_Task brief_:
Copy every line in the records below that contains the word "their".

[start]

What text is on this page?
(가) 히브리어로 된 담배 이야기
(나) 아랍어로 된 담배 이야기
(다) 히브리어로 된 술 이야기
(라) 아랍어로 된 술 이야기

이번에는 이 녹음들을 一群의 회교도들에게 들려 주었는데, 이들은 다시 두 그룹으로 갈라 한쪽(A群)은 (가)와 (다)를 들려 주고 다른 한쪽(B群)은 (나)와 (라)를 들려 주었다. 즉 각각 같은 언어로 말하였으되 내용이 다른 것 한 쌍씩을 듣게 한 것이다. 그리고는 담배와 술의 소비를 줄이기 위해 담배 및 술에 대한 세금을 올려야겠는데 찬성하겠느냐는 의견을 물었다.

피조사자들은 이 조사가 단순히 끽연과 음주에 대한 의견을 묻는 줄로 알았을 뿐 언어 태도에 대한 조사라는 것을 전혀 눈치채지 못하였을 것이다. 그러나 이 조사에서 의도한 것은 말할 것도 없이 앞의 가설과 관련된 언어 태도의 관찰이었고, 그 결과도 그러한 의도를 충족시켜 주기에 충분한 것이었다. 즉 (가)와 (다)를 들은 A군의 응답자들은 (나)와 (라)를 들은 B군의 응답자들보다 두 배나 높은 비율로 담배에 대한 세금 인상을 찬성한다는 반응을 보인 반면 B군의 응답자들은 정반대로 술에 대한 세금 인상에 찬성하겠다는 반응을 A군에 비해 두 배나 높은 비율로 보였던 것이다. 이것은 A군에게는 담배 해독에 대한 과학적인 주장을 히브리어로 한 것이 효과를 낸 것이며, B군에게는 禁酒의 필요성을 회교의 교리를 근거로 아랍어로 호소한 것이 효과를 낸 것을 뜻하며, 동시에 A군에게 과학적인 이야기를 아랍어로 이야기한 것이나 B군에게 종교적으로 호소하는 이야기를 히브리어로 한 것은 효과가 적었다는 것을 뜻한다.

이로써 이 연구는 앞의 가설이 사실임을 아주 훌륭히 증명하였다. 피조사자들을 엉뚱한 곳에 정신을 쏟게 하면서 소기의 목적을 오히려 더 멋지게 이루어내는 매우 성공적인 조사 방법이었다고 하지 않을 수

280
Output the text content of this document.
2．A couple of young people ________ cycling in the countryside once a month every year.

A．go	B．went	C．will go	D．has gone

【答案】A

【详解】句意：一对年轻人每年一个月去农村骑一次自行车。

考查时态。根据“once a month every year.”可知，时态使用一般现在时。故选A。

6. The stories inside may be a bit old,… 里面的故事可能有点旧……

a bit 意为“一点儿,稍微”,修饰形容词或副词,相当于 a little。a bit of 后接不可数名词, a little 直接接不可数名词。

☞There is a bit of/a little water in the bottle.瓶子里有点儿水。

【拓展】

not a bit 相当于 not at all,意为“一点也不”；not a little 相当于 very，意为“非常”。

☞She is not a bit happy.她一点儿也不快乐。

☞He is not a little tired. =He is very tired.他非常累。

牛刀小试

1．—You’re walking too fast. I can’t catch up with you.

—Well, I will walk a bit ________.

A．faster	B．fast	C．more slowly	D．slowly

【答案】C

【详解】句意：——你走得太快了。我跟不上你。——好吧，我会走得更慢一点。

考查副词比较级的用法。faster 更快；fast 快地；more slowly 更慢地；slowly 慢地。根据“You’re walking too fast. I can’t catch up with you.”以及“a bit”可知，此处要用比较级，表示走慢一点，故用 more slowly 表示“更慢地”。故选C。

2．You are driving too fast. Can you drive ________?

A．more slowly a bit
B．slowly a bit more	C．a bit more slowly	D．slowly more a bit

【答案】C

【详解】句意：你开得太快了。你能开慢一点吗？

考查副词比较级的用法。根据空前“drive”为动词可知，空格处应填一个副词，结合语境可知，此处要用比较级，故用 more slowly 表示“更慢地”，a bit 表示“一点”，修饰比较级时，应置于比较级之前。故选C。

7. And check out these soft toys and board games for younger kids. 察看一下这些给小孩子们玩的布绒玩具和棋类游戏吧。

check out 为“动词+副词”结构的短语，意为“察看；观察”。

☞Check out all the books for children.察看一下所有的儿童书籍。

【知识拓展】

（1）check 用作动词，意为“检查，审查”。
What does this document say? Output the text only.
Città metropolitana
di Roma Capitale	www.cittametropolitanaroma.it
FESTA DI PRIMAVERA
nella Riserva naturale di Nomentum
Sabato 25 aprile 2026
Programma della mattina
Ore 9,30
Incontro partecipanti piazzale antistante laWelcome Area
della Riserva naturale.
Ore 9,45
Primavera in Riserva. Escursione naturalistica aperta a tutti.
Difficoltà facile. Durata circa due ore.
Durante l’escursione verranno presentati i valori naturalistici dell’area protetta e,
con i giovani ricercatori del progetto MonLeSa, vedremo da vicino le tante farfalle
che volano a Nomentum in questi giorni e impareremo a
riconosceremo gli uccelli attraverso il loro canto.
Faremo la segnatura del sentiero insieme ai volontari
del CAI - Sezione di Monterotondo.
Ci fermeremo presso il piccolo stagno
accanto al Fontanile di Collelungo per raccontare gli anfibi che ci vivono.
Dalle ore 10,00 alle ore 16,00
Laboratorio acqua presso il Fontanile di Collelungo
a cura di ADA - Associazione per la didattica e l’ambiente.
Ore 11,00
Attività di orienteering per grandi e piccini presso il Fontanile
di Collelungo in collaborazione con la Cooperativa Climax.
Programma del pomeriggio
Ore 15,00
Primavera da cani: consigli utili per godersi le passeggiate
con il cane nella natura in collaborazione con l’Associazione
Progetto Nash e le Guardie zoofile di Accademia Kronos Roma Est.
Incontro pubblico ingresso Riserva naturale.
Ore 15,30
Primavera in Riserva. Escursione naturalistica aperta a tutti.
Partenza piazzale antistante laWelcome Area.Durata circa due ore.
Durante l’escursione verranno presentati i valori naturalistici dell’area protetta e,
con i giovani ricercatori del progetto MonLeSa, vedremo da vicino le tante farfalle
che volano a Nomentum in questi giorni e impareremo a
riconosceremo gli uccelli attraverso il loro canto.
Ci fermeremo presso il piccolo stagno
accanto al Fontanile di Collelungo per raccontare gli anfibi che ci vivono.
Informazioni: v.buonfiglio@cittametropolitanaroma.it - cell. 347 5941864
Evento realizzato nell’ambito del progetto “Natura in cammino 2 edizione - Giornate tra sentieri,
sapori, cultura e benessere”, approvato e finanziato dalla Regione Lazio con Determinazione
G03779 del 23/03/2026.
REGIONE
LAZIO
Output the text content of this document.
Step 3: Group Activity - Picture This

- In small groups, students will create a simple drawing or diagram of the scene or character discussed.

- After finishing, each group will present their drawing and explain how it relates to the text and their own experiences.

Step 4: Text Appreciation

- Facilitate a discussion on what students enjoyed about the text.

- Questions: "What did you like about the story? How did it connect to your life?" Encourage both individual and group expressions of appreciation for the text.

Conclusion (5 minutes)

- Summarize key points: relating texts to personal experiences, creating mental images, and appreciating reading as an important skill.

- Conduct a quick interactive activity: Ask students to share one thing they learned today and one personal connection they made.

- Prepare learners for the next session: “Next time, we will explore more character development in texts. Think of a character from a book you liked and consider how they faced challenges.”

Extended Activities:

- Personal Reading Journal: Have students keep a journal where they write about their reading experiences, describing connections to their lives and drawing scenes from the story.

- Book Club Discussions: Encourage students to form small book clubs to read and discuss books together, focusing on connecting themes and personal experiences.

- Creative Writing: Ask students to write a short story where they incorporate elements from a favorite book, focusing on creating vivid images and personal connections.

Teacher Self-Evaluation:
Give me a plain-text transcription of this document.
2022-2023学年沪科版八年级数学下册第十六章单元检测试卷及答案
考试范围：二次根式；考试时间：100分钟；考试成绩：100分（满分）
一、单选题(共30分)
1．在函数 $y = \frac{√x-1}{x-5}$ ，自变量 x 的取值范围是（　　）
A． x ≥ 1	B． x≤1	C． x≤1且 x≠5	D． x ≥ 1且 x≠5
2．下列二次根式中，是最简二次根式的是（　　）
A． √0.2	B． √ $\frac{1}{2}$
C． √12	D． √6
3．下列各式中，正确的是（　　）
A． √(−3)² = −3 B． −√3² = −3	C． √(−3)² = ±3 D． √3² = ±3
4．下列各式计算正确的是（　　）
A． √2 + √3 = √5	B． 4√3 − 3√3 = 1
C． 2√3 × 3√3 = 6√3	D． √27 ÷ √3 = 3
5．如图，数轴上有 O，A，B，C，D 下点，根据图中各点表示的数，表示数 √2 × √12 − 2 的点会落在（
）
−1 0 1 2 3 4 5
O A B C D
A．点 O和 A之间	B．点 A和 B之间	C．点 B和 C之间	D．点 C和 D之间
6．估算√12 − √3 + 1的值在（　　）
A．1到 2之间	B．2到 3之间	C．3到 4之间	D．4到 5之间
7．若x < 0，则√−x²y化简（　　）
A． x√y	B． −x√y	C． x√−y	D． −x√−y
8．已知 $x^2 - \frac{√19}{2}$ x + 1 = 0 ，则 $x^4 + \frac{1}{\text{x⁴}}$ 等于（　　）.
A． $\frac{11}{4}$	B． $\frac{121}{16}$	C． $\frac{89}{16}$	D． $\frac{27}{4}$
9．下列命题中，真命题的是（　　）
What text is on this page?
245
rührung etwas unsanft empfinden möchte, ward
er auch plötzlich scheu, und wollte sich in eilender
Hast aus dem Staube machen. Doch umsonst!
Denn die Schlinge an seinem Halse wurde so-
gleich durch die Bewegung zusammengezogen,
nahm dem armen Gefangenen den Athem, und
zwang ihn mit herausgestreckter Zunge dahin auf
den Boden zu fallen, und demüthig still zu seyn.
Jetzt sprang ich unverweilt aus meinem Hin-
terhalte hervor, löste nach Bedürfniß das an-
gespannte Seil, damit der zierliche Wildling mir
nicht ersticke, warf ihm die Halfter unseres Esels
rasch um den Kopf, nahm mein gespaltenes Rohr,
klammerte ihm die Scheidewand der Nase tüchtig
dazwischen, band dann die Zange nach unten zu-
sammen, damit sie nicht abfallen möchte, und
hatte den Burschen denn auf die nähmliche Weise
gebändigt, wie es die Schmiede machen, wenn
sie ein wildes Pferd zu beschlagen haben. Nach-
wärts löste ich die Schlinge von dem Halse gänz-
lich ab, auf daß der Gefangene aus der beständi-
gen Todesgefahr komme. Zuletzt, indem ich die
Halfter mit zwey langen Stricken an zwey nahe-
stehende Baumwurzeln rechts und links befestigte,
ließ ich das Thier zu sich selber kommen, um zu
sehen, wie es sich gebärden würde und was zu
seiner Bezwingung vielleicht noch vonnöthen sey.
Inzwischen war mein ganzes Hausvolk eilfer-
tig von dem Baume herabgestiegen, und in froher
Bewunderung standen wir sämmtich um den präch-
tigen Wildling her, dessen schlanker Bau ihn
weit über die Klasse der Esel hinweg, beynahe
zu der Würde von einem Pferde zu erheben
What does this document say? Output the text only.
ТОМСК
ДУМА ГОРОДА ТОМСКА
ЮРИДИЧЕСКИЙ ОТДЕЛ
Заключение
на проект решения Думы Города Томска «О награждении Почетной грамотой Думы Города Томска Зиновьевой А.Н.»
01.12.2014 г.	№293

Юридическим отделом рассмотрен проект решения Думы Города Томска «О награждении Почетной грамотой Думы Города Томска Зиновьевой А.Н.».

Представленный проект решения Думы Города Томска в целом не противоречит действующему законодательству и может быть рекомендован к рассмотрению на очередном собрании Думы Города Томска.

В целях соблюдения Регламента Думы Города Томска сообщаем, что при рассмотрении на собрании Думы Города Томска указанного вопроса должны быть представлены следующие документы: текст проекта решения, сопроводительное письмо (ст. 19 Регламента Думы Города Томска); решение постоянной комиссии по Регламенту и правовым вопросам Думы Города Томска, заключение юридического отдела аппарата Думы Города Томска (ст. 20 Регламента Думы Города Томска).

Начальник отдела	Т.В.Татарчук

[end]

_Solution to this problem_:
- After finishing, each group will present their drawing and explain how it relates to the text and their own experiences.
- Personal Reading Journal: Have students keep a journal where they write about their reading experiences, describing connections to their lives and drawing scenes from the story.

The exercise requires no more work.